--- start ---

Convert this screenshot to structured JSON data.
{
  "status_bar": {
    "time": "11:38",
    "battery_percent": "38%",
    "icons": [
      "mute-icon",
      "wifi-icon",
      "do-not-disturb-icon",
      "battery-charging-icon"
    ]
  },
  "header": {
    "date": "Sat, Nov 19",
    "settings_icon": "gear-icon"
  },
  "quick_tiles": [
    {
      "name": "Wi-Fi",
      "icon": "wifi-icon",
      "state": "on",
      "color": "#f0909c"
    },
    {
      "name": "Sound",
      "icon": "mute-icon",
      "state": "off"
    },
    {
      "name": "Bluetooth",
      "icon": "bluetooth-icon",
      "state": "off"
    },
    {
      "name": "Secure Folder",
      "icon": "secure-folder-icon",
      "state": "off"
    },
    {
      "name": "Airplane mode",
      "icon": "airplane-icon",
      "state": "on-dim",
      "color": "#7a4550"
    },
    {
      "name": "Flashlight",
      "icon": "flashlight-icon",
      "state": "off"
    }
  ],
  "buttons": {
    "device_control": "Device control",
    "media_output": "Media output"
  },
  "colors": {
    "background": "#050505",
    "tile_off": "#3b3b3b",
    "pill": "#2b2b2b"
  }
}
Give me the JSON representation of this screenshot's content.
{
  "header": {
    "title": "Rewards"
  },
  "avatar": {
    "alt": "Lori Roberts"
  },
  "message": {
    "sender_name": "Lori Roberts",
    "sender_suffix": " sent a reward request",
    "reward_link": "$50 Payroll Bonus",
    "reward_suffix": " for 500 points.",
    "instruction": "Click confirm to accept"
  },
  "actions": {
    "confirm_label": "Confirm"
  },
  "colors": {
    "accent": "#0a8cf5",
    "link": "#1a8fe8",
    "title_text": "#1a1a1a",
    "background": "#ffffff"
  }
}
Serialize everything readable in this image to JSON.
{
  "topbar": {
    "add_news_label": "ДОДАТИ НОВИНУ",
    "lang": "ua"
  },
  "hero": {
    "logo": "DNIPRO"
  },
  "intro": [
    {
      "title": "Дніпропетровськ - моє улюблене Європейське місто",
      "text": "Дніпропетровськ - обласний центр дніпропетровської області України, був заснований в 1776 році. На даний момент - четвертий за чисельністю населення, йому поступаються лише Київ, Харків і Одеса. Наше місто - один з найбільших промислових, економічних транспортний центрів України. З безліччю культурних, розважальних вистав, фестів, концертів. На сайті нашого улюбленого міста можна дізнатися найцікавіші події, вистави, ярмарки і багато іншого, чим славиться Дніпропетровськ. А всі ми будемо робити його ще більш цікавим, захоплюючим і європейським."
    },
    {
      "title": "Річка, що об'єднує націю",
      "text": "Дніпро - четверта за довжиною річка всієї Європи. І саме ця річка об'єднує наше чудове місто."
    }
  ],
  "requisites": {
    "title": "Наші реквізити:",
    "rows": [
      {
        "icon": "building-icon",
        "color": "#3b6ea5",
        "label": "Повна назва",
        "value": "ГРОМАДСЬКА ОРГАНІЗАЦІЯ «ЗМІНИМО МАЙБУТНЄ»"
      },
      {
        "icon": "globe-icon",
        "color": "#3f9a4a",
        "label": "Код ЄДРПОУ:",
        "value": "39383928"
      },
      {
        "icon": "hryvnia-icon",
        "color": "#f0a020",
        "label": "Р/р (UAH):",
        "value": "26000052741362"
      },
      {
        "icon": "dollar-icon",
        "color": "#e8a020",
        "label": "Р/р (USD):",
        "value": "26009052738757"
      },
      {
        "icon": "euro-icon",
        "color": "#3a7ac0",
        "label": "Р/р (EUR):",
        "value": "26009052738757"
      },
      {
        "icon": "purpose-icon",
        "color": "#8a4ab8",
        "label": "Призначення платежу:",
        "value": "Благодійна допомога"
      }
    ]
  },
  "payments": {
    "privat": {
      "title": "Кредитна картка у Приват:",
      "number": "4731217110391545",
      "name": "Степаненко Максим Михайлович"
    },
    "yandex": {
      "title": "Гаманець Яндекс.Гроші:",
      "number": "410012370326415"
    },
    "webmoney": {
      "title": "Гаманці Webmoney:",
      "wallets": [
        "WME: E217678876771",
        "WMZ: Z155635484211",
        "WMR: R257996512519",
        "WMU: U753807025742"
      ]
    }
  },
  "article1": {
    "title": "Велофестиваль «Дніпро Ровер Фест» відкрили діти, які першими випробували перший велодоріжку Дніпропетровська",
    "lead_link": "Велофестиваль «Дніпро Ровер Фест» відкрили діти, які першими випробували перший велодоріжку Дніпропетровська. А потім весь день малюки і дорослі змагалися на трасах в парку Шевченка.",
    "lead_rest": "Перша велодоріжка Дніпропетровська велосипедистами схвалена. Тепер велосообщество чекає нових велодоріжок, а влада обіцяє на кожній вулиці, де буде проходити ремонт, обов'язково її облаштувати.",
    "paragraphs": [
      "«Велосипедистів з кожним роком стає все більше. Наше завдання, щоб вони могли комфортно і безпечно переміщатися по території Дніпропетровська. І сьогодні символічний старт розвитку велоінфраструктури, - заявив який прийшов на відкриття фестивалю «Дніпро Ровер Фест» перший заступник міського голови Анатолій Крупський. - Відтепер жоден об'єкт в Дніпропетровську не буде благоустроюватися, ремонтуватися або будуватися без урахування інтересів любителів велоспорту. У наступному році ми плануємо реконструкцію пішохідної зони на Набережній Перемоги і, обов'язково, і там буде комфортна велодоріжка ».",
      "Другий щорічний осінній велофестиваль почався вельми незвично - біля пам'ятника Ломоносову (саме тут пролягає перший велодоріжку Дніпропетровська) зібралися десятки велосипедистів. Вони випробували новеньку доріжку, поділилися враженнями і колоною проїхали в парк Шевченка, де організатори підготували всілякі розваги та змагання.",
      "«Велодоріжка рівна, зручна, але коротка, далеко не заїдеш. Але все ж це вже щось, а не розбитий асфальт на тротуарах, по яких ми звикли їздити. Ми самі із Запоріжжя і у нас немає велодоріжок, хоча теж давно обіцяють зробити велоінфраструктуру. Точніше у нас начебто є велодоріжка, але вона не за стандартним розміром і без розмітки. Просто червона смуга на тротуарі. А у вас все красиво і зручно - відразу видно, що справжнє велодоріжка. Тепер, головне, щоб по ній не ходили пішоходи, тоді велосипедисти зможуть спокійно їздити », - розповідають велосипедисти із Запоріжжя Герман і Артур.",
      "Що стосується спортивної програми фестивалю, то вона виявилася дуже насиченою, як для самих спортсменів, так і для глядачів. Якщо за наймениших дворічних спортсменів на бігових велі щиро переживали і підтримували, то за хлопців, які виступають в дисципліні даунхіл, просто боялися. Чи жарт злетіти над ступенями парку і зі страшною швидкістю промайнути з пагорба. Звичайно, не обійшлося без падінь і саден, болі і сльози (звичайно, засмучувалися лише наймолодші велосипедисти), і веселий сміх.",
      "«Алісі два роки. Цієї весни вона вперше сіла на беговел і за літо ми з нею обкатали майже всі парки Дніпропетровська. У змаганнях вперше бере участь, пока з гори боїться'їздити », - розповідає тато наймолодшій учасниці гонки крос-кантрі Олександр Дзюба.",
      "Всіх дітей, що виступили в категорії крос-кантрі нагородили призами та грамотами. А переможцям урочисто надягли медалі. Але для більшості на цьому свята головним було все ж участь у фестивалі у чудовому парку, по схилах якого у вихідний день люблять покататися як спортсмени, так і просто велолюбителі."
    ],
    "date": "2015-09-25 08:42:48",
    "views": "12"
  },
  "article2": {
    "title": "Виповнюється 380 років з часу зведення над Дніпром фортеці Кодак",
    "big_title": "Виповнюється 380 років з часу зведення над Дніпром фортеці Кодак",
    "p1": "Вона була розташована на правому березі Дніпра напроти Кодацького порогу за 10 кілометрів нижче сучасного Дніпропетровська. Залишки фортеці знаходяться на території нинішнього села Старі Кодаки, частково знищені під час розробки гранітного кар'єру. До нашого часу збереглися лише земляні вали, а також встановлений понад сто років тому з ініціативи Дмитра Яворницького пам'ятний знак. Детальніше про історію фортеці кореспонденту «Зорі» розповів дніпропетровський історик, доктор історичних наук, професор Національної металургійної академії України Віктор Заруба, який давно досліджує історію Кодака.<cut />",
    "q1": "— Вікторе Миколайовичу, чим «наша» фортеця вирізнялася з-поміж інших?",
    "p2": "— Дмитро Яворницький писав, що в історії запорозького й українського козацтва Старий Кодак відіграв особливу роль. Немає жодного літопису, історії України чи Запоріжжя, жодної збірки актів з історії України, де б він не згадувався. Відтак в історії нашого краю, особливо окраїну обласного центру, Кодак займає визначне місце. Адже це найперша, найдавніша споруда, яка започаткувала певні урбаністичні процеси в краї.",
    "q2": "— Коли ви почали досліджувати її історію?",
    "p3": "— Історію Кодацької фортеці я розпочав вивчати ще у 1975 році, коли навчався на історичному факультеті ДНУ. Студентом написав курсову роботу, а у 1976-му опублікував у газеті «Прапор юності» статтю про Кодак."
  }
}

--- end ---

Show every line in the entries where the string "зведення" occurs.

**Final answer:**
    "title": "Виповнюється 380 років з часу зведення над Дніпром фортеці Кодак",
    "big_title": "Виповнюється 380 років з часу зведення над Дніпром фортеці Кодак",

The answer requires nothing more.